| The exercise |
Reproduce the material in full, exactly as written.
------ Exercise inputs ------
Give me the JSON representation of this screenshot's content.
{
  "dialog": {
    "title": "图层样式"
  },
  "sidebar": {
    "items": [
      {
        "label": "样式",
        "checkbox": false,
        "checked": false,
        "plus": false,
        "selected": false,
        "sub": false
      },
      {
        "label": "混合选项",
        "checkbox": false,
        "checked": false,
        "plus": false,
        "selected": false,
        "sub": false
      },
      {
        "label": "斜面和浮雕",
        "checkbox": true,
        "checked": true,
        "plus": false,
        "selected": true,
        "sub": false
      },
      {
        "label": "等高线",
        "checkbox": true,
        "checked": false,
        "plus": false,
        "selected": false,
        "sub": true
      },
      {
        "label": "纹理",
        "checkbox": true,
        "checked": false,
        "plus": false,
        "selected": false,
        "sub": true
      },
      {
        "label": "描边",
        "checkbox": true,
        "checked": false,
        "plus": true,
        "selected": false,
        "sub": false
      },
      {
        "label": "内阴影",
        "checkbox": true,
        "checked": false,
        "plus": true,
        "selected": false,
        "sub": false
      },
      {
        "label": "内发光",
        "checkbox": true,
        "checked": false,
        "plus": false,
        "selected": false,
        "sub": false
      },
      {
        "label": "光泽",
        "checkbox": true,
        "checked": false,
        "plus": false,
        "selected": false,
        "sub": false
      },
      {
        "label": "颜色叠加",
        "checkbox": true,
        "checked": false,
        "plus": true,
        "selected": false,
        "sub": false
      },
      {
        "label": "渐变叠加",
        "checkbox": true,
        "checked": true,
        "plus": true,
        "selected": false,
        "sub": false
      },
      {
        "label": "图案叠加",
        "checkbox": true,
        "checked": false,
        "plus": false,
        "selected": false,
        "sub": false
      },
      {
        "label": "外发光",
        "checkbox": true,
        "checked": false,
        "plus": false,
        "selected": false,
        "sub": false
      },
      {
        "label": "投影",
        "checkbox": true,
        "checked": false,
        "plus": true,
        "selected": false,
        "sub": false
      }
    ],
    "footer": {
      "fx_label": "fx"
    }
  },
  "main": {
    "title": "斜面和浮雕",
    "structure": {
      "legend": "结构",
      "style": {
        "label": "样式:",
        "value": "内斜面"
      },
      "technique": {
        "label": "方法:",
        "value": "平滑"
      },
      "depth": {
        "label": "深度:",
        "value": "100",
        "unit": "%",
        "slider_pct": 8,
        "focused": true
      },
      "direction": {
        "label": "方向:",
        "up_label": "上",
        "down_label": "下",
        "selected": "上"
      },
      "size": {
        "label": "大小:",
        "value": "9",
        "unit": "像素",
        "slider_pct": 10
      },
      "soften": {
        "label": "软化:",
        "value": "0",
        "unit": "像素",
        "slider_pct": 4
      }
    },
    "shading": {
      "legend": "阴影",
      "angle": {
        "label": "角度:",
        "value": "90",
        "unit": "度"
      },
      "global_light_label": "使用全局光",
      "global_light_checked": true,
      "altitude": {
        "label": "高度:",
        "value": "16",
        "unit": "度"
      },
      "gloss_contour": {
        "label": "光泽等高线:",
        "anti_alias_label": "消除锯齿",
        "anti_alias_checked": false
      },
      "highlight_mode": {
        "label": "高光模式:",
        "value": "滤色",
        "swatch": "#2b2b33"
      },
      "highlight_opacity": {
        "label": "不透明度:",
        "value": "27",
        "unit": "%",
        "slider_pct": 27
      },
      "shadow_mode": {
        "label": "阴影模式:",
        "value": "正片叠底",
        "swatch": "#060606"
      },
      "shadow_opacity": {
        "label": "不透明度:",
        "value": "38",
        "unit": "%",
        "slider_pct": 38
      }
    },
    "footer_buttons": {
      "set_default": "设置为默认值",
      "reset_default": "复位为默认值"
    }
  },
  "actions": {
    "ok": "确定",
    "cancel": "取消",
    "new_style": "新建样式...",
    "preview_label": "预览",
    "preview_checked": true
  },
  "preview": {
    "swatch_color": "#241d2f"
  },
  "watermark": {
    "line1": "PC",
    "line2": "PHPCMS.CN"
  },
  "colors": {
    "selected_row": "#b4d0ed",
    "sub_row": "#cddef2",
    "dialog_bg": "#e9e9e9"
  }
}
------
| Written solution |
Give me the JSON representation of this screenshot's content.
{
  "dialog": {
    "title": "图层样式"
  },
  "sidebar": {
    "items": [
      {
        "label": "样式",
        "checkbox": false,
        "checked": false,
        "plus": false,
        "selected": false,
        "sub": false
      },
      {
        "label": "混合选项",
        "checkbox": false,
        "checked": false,
        "plus": false,
        "selected": false,
        "sub": false
      },
      {
        "label": "斜面和浮雕",
        "checkbox": true,
        "checked": true,
        "plus": false,
        "selected": true,
        "sub": false
      },
      {
        "label": "等高线",
        "checkbox": true,
        "checked": false,
        "plus": false,
        "selected": false,
        "sub": true
      },
      {
        "label": "纹理",
        "checkbox": true,
        "checked": false,
        "plus": false,
        "selected": false,
        "sub": true
      },
      {
        "label": "描边",
        "checkbox": true,
        "checked": false,
        "plus": true,
        "selected": false,
        "sub": false
      },
      {
        "label": "内阴影",
        "checkbox": true,
        "checked": false,
        "plus": true,
        "selected": false,
        "sub": false
      },
      {
        "label": "内发光",
        "checkbox": true,
        "checked": false,
        "plus": false,
        "selected": false,
        "sub": false
      },
      {
        "label": "光泽",
        "checkbox": true,
        "checked": false,
        "plus": false,
        "selected": false,
        "sub": false
      },
      {
        "label": "颜色叠加",
        "checkbox": true,
        "checked": false,
        "plus": true,
        "selected": false,
        "sub": false
      },
      {
        "label": "渐变叠加",
        "checkbox": true,
        "checked": true,
        "plus": true,
        "selected": false,
        "sub": false
      },
      {
        "label": "图案叠加",
        "checkbox": true,
        "checked": false,
        "plus": false,
        "selected": false,
        "sub": false
      },
      {
        "label": "外发光",
        "checkbox": true,
        "checked": false,
        "plus": false,
        "selected": false,
        "sub": false
      },
      {
        "label": "投影",
        "checkbox": true,
        "checked": false,
        "plus": true,
        "selected": false,
        "sub": false
      }
    ],
    "footer": {
      "fx_label": "fx"
    }
  },
  "main": {
    "title": "斜面和浮雕",
    "structure": {
      "legend": "结构",
      "style": {
        "label": "样式:",
        "value": "内斜面"
      },
      "technique": {
        "label": "方法:",
        "value": "平滑"
      },
      "depth": {
        "label": "深度:",
        "value": "100",
        "unit": "%",
        "slider_pct": 8,
        "focused": true
      },
      "direction": {
        "label": "方向:",
        "up_label": "上",
        "down_label": "下",
        "selected": "上"
      },
      "size": {
        "label": "大小:",
        "value": "9",
        "unit": "像素",
        "slider_pct": 10
      },
      "soften": {
        "label": "软化:",
        "value": "0",
        "unit": "像素",
        "slider_pct": 4
      }
    },
    "shading": {
      "legend": "阴影",
      "angle": {
        "label": "角度:",
        "value": "90",
        "unit": "度"
      },
      "global_light_label": "使用全局光",
      "global_light_checked": true,
      "altitude": {
        "label": "高度:",
        "value": "16",
        "unit": "度"
      },
      "gloss_contour": {
        "label": "光泽等高线:",
        "anti_alias_label": "消除锯齿",
        "anti_alias_checked": false
      },
      "highlight_mode": {
        "label": "高光模式:",
        "value": "滤色",
        "swatch": "#2b2b33"
      },
      "highlight_opacity": {
        "label": "不透明度:",
        "value": "27",
        "unit": "%",
        "slider_pct": 27
      },
      "shadow_mode": {
        "label": "阴影模式:",
        "value": "正片叠底",
        "swatch": "#060606"
      },
      "shadow_opacity": {
        "label": "不透明度:",
        "value": "38",
        "unit": "%",
        "slider_pct": 38
      }
    },
    "footer_buttons": {
      "set_default": "设置为默认值",
      "reset_default": "复位为默认值"
    }
  },
  "actions": {
    "ok": "确定",
    "cancel": "取消",
    "new_style": "新建样式...",
    "preview_label": "预览",
    "preview_checked": true
  },
  "preview": {
    "swatch_color": "#241d2f"
  },
  "watermark": {
    "line1": "PC",
    "line2": "PHPCMS.CN"
  },
  "colors": {
    "selected_row": "#b4d0ed",
    "sub_row": "#cddef2",
    "dialog_bg": "#e9e9e9"
  }
}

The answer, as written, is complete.